═════ DATA SUPPLIED

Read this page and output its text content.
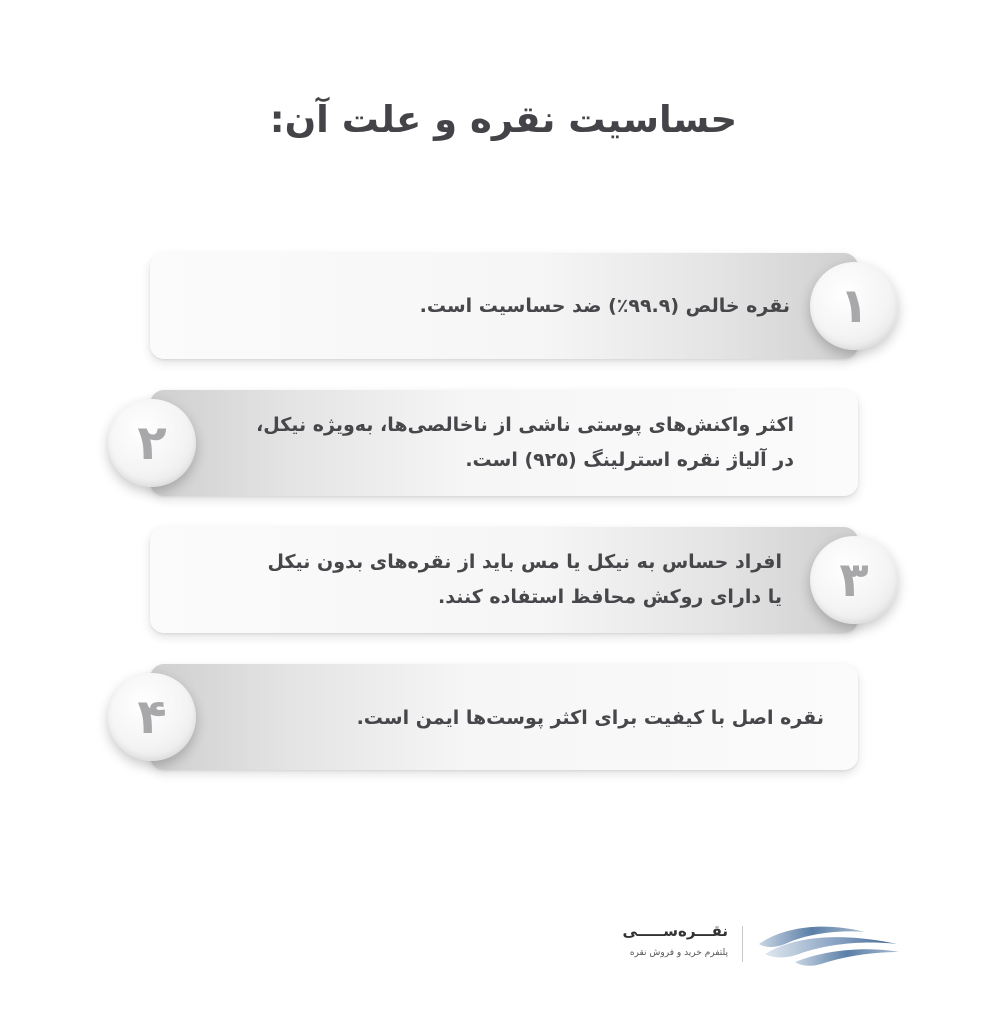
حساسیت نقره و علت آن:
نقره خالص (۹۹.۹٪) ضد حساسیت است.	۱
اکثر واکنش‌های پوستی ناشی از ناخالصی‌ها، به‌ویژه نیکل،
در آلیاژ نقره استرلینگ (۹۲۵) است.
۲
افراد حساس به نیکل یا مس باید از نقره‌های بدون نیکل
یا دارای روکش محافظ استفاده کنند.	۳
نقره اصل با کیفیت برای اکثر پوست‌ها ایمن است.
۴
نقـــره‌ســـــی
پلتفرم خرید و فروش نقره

══════════

Copy the data character for character, but drop all pictures from the copy.

Read this page and output its text content.
حساسیت نقره و علت آن:
نقره خالص (۹۹.۹٪) ضد حساسیت است.	۱
اکثر واکنش‌های پوستی ناشی از ناخالصی‌ها، به‌ویژه نیکل،
در آلیاژ نقره استرلینگ (۹۲۵) است.
۲
افراد حساس به نیکل یا مس باید از نقره‌های بدون نیکل
یا دارای روکش محافظ استفاده کنند.	۳
نقره اصل با کیفیت برای اکثر پوست‌ها ایمن است.
۴
نقـــره‌ســـــی
پلتفرم خرید و فروش نقره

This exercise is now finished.